- Given exercise: Scan the entries below for the word "rejected". Copy each line that has it.

## BEGIN

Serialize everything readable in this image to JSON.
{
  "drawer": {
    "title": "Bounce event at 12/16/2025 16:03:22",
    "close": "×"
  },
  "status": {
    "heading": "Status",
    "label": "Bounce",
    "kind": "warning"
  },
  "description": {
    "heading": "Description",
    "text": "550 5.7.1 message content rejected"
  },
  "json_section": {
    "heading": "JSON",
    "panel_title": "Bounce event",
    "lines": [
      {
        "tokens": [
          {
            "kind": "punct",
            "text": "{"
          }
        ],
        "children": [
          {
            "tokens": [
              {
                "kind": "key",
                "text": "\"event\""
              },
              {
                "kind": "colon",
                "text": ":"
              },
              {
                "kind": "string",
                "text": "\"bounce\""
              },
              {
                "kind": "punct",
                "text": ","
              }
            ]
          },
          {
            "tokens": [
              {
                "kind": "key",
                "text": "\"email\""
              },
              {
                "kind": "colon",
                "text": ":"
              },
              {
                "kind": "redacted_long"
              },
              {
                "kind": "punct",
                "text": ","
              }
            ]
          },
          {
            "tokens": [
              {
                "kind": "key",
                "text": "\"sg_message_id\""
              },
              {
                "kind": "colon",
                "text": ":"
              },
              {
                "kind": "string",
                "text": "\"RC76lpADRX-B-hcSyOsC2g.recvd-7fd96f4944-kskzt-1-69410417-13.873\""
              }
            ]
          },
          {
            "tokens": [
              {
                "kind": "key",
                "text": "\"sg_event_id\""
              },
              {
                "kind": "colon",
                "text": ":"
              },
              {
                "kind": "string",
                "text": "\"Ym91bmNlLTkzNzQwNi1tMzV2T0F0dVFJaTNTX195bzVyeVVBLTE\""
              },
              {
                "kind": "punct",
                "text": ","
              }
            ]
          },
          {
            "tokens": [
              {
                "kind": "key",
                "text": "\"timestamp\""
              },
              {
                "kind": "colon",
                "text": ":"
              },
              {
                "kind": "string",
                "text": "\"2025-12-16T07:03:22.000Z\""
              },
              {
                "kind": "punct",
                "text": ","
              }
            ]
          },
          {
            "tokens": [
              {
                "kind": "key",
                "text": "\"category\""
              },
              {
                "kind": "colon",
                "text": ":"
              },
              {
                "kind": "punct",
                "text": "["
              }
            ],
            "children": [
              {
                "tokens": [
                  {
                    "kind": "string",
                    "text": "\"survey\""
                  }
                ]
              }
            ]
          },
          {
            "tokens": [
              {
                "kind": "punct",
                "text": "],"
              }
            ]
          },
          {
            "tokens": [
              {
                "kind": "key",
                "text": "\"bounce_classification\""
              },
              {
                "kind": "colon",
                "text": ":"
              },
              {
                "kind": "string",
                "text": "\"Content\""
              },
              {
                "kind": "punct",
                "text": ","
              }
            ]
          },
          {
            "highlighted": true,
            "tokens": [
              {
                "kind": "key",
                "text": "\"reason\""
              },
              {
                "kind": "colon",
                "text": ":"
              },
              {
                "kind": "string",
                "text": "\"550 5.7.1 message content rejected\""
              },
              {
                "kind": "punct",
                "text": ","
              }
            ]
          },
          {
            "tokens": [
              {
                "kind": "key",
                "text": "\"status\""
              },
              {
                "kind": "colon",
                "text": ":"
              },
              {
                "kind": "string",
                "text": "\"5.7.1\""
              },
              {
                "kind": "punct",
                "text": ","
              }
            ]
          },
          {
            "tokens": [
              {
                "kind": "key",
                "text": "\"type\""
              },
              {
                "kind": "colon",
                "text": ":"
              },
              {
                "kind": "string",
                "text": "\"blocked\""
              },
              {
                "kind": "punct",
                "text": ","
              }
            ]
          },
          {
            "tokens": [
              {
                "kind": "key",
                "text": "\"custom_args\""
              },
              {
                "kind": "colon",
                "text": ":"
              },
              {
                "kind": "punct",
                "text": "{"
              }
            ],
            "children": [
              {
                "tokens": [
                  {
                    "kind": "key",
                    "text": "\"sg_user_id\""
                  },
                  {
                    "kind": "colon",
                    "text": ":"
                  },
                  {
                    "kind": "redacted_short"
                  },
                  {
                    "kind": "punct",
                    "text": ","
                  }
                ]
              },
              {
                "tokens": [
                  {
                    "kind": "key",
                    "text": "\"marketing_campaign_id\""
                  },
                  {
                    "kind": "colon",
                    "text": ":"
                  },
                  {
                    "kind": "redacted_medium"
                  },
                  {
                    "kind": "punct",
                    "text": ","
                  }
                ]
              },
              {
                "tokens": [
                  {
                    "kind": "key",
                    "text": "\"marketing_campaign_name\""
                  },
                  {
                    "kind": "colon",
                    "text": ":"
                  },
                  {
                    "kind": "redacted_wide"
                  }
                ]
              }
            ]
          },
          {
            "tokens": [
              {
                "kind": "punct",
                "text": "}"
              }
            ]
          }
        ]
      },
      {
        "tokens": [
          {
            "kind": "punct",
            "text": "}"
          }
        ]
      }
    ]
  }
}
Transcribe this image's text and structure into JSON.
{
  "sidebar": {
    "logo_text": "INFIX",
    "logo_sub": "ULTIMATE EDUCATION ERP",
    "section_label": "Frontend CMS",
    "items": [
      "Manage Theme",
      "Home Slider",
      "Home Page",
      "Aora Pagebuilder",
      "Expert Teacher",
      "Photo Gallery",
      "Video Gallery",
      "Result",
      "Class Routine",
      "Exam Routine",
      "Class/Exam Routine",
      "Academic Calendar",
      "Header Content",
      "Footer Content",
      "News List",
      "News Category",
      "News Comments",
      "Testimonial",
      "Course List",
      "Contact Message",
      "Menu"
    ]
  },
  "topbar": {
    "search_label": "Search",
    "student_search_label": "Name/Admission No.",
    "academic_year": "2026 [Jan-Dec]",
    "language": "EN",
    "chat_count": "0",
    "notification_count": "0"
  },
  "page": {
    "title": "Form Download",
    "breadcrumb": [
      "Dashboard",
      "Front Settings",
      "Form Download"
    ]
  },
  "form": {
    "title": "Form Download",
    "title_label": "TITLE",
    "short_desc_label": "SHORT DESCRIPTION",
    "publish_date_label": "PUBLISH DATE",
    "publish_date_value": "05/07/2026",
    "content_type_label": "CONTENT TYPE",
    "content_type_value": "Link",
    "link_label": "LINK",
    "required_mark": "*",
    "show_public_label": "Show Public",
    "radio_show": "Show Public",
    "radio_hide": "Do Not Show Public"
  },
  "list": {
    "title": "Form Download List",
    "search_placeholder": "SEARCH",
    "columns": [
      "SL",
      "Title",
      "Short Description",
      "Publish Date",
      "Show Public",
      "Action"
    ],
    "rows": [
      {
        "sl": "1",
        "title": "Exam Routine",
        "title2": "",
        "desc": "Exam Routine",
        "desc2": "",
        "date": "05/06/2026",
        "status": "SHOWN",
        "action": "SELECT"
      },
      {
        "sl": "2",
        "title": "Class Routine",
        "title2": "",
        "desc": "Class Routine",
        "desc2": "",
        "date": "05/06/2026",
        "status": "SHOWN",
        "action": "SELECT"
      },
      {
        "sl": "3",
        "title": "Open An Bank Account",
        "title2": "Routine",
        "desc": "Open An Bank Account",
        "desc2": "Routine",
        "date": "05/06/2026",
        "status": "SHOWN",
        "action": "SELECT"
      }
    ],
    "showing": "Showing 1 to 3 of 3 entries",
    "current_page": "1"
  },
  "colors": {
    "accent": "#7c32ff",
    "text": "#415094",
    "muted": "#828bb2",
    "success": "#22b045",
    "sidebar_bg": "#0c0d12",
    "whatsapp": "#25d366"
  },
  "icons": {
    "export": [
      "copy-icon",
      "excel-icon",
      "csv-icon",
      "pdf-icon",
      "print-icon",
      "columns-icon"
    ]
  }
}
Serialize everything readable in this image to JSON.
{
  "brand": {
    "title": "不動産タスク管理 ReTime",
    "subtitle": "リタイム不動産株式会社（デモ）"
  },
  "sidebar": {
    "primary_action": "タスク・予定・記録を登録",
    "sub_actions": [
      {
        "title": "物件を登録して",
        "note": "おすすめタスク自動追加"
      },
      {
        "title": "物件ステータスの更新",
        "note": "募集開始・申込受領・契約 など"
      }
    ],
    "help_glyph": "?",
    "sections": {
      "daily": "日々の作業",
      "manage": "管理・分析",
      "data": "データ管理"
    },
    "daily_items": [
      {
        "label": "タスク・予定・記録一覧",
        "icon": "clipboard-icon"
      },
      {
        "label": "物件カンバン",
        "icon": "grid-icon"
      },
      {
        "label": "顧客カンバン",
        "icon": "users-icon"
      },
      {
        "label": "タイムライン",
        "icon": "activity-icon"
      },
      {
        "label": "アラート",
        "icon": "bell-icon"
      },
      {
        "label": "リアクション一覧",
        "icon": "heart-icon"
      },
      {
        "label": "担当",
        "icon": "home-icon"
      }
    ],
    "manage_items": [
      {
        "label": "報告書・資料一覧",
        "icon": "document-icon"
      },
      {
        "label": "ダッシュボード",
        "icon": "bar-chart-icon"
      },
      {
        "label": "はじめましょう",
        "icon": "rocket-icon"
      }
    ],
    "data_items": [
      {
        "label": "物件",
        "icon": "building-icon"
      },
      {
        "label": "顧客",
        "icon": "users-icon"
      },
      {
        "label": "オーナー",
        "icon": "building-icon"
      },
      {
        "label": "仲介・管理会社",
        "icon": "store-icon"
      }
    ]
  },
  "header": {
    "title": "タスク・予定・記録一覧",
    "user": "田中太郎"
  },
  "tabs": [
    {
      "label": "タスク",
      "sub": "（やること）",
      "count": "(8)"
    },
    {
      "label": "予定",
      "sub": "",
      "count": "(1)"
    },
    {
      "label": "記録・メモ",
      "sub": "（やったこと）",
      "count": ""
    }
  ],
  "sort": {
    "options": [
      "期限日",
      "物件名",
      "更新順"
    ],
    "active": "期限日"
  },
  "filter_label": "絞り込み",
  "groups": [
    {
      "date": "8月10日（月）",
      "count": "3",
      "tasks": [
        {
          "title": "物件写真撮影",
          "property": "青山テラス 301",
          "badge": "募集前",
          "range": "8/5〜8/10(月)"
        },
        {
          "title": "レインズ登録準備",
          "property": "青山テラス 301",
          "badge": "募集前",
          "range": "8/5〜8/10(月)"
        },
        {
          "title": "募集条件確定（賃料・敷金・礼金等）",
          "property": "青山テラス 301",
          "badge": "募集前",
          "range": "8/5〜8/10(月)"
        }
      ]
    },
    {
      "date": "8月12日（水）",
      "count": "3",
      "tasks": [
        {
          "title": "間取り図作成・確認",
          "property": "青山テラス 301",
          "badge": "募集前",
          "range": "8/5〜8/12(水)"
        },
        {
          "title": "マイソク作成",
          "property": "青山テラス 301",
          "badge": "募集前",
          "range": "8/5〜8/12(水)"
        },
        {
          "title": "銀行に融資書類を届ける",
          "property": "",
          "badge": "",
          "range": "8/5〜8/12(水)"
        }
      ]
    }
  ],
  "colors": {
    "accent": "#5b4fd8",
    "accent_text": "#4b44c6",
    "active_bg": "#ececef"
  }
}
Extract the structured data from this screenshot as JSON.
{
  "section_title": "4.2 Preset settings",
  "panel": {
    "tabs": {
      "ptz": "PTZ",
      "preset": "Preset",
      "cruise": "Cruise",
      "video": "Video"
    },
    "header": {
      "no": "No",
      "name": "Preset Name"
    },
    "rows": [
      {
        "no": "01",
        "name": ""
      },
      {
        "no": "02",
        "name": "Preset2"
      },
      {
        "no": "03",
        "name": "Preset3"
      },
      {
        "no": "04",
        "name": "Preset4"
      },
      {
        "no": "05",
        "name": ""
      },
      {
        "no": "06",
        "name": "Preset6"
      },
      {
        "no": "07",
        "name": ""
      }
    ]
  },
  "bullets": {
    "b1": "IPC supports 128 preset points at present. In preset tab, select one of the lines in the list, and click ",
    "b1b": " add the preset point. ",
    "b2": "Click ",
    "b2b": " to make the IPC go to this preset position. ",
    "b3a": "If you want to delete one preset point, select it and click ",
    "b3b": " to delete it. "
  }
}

## END

- Exercise response:
    "text": "550 5.7.1 message content rejected"
                "text": "\"550 5.7.1 message content rejected\""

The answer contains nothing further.